* [WRITTEN EXERCISE]: Write the records out again, keeping each line exactly as it is.

* [EXCERPTED DATA]:
-------------------------
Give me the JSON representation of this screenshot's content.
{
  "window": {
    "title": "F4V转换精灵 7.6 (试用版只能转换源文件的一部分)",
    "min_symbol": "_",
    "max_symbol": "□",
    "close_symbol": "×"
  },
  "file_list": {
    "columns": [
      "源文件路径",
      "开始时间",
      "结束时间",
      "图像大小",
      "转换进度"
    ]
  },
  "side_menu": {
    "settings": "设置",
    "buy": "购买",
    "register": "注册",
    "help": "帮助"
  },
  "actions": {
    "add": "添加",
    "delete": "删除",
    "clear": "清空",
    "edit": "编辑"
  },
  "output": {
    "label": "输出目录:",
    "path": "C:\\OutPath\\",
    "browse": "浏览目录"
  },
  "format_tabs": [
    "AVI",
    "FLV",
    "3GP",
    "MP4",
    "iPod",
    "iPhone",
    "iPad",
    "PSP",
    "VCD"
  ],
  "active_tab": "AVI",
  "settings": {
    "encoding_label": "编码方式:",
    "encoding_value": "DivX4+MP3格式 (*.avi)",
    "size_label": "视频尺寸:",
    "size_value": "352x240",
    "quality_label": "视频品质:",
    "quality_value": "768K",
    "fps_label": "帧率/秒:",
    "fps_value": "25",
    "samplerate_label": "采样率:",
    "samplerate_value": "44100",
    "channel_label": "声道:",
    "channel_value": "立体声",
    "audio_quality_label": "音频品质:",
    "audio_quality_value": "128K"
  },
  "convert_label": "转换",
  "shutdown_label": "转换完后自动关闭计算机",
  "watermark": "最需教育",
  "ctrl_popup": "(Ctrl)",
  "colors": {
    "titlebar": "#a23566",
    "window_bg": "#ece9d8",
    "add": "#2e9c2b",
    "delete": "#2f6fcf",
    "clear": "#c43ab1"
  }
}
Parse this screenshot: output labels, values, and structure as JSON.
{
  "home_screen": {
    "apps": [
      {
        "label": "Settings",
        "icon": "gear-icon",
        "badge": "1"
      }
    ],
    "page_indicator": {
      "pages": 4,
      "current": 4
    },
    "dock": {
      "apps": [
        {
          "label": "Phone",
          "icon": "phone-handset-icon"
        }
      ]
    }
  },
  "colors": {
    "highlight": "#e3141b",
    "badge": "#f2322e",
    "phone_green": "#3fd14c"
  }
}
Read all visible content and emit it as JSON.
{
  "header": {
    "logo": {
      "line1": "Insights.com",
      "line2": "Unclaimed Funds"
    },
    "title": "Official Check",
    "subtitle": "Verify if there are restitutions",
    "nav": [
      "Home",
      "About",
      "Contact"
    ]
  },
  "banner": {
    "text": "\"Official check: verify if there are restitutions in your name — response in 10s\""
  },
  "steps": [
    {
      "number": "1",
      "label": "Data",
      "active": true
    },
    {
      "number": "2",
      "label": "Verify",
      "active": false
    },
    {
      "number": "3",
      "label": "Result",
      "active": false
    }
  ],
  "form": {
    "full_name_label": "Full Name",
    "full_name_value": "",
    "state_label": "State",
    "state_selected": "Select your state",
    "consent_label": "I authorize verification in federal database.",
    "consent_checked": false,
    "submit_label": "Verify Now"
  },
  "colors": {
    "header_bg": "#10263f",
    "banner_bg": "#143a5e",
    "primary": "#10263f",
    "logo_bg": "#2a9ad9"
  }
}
-------------------------
* [SOLUTION TO THE EXERCISE]:
Give me the JSON representation of this screenshot's content.
{
  "window": {
    "title": "F4V转换精灵 7.6 (试用版只能转换源文件的一部分)",
    "min_symbol": "_",
    "max_symbol": "□",
    "close_symbol": "×"
  },
  "file_list": {
    "columns": [
      "源文件路径",
      "开始时间",
      "结束时间",
      "图像大小",
      "转换进度"
    ]
  },
  "side_menu": {
    "settings": "设置",
    "buy": "购买",
    "register": "注册",
    "help": "帮助"
  },
  "actions": {
    "add": "添加",
    "delete": "删除",
    "clear": "清空",
    "edit": "编辑"
  },
  "output": {
    "label": "输出目录:",
    "path": "C:\\OutPath\\",
    "browse": "浏览目录"
  },
  "format_tabs": [
    "AVI",
    "FLV",
    "3GP",
    "MP4",
    "iPod",
    "iPhone",
    "iPad",
    "PSP",
    "VCD"
  ],
  "active_tab": "AVI",
  "settings": {
    "encoding_label": "编码方式:",
    "encoding_value": "DivX4+MP3格式 (*.avi)",
    "size_label": "视频尺寸:",
    "size_value": "352x240",
    "quality_label": "视频品质:",
    "quality_value": "768K",
    "fps_label": "帧率/秒:",
    "fps_value": "25",
    "samplerate_label": "采样率:",
    "samplerate_value": "44100",
    "channel_label": "声道:",
    "channel_value": "立体声",
    "audio_quality_label": "音频品质:",
    "audio_quality_value": "128K"
  },
  "convert_label": "转换",
  "shutdown_label": "转换完后自动关闭计算机",
  "watermark": "最需教育",
  "ctrl_popup": "(Ctrl)",
  "colors": {
    "titlebar": "#a23566",
    "window_bg": "#ece9d8",
    "add": "#2e9c2b",
    "delete": "#2f6fcf",
    "clear": "#c43ab1"
  }
}
Parse this screenshot: output labels, values, and structure as JSON.
{
  "home_screen": {
    "apps": [
      {
        "label": "Settings",
        "icon": "gear-icon",
        "badge": "1"
      }
    ],
    "page_indicator": {
      "pages": 4,
      "current": 4
    },
    "dock": {
      "apps": [
        {
          "label": "Phone",
          "icon": "phone-handset-icon"
        }
      ]
    }
  },
  "colors": {
    "highlight": "#e3141b",
    "badge": "#f2322e",
    "phone_green": "#3fd14c"
  }
}
Read all visible content and emit it as JSON.
{
  "header": {
    "logo": {
      "line1": "Insights.com",
      "line2": "Unclaimed Funds"
    },
    "title": "Official Check",
    "subtitle": "Verify if there are restitutions",
    "nav": [
      "Home",
      "About",
      "Contact"
    ]
  },
  "banner": {
    "text": "\"Official check: verify if there are restitutions in your name — response in 10s\""
  },
  "steps": [
    {
      "number": "1",
      "label": "Data",
      "active": true
    },
    {
      "number": "2",
      "label": "Verify",
      "active": false
    },
    {
      "number": "3",
      "label": "Result",
      "active": false
    }
  ],
  "form": {
    "full_name_label": "Full Name",
    "full_name_value": "",
    "state_label": "State",
    "state_selected": "Select your state",
    "consent_label": "I authorize verification in federal database.",
    "consent_checked": false,
    "submit_label": "Verify Now"
  },
  "colors": {
    "header_bg": "#10263f",
    "banner_bg": "#143a5e",
    "primary": "#10263f",
    "logo_bg": "#2a9ad9"
  }
}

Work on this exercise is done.